**Directions for this task**.
Quote the big data transcript below word for word, everything from "For the Birds Radio" down to "enormous environmental costs.".

For the Birds Radio Program: Big Data
Little by little, we’ve become inured to more and more technological intrusions, some of which bear enormous environmental costs.
Transcript
Sometime before I started producing “For the Birds” in 1986, Russ and I bought our first computer, from the Whole Earth Catalog, and our first word-processing software, WordStar. Until 1995 or so, I typed every one of the scripts for the program on that trusty machine, printing them out on a dot-matrix and then a daisy-wheel printer. I wrote my first book, For the Birds: An Uncommon Guide, that way, too. My publishers switched to Word Perfect by the time I wrote Sharing the Wonder of Birds with Kids, so I had to learn a whole new word processing program.
I liked Word Perfect a lot, but by the late 90s, all the newspaper, magazine, and book publishers I was working with wanted everything sent to them as Word documents, so I had to buy Microsoft Office 97. Suddenly every time I started a new document, a weird animated paperclip with googly eyes would pop up out of nowhere to ask me if I needed help. “Clippy” (the proper name was Clippit) seemed intrusive even as it was, very rarely, a little helpful. When Office 2000 added a few other “office assistants,” I went with Rocky the dog, whose intrusions at least seemed warm and friendly. And like a real dog, Rocky would occasionally take a nap or give himself a good scratch right there on my screen.
The vast majority of Microsoft users found these Office Assistants annoying and intrusive. Two decades ago, that was enough to get Microsoft to discontinue them entirely—Office 2003 was the last release to include them even as an option.
How times have changed! Now just about every program or app or website I visit bombards me with intrusions far, far more annoyingly than poor Clippy ever managed. Many offer to do something for me exactly the way Clippy did, only in a much wider range of contexts, often using AI technology. These intrusions, whether I’m using a search engine or putting together a PowerPoint program, are inescapable. The software I’ve been depending on for my day-to-day tasks—researching and writing about birds, editing and organizing photos, producing this radio program, and putting together presentations for my speaking gigs—have all evolved into AI-content generators, and whether I use these AI elements or not, the software costs the same. Most of the programs I use now are “cloud based,” meaning every second I’m using them, my work no longer stays within my own computer but suddenly involves huge data centers gobbling up water and power resources that are exacerbating the climate crisis. Large data centers can consume up to 5 million gallons of water per day, equivalent to the water usage of a town populated by 10,000 to 50,000 people, and huge new AI-focused data centers are mushrooming.
In my neck of the woods, our power company, Minnesota Power, was just bought up by private equity firms led by BlackRock’s Global Infrastructure Partners (GIP) and the Canada Pension Plan Investment Board and, suspiciously, almost immediately afterward, plans for a new data center in Hermantown, just outside Duluth, were announced. Who will own and operate that data center? No one knows—town officials of Hermantown signed non-disclosure agreements prohibiting them from disclosing critical details about the plan to the very people they ostensibly represent, and will not disclose who’s behind the $650 million project — only that it’s a “Fortune 50” company. This kind of secrecy has become a standard operating procedure among today’s politicians, billionaires, private equity firms, and “tech bros,” who all seem to understand that the price of admission into the exclusive circle of power and influence in America today is to keep secrets, whether they involve dangerous environmental damage, corporate malfeasance, or pedophilia.
People here are banding together to fight that data center even as the AI and cloud technologies that require them are taking over our computers. Twenty years ago, people’s complaints were enough to get rid of Clippy. Microsoft’s new “Copilot” is far, far more intrusive and squanders far, far more natural resources, but like those frogs in hot water, we’ve learned to accept technological intrusions into our daily lives and to pay out of our own pockets for even the most environmentally damaging services whether we use them or not. If we don’t complain as loudly about all the AI and cloud services that are taking over our computers now as we did when innocuous little Clippy and Rocky once did in a much tinier way, our children and grandchildren will pay for our complicity.

(Entries drawn from a collection)
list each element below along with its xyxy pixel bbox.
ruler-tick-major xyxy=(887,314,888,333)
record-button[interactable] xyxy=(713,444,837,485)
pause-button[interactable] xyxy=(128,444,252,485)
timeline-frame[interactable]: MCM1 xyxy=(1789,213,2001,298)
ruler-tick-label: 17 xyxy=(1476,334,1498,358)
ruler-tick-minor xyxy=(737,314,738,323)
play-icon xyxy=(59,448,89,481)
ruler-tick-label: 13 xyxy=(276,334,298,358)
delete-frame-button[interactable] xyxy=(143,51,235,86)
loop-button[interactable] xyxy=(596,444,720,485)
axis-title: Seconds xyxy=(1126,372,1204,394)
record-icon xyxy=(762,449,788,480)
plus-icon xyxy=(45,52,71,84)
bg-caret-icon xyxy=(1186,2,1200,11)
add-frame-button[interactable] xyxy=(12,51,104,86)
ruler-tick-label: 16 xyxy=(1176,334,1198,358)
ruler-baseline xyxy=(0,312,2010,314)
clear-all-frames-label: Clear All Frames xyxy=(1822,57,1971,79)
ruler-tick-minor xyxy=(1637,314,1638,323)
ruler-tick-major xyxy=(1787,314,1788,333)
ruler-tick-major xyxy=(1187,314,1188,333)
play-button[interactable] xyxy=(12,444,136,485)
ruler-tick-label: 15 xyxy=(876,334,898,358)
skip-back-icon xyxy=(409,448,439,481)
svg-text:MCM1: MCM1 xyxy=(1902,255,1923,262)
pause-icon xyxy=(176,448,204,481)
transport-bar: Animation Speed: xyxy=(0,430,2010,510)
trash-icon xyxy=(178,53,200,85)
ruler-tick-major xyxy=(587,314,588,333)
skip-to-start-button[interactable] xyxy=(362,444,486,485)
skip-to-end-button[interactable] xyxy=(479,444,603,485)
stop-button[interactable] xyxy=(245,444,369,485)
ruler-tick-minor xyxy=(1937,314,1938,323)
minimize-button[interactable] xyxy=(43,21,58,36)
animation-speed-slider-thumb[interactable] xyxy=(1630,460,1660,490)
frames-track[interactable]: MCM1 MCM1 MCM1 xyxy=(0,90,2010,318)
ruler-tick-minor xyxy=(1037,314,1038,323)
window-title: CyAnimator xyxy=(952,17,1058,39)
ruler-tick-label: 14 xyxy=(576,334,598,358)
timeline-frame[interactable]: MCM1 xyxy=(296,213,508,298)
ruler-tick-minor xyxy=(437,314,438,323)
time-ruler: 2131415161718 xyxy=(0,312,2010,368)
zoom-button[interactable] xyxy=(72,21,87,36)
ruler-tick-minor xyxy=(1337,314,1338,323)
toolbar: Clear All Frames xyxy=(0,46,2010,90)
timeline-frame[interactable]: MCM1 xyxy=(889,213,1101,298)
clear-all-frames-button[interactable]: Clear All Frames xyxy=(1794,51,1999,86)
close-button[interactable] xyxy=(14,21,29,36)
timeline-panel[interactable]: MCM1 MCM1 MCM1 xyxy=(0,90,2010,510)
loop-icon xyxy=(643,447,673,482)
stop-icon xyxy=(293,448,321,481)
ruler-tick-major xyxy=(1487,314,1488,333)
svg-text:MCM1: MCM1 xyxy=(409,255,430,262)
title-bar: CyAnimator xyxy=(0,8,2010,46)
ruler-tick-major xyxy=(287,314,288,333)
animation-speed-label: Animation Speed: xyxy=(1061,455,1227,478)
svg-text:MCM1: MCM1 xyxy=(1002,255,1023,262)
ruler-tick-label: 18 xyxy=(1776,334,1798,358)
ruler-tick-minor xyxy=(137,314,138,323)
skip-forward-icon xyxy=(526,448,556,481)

**Result of the task**.
For the Birds Radio Program: Big Data
Little by little, we’ve become inured to more and more technological intrusions, some of which bear enormous environmental costs.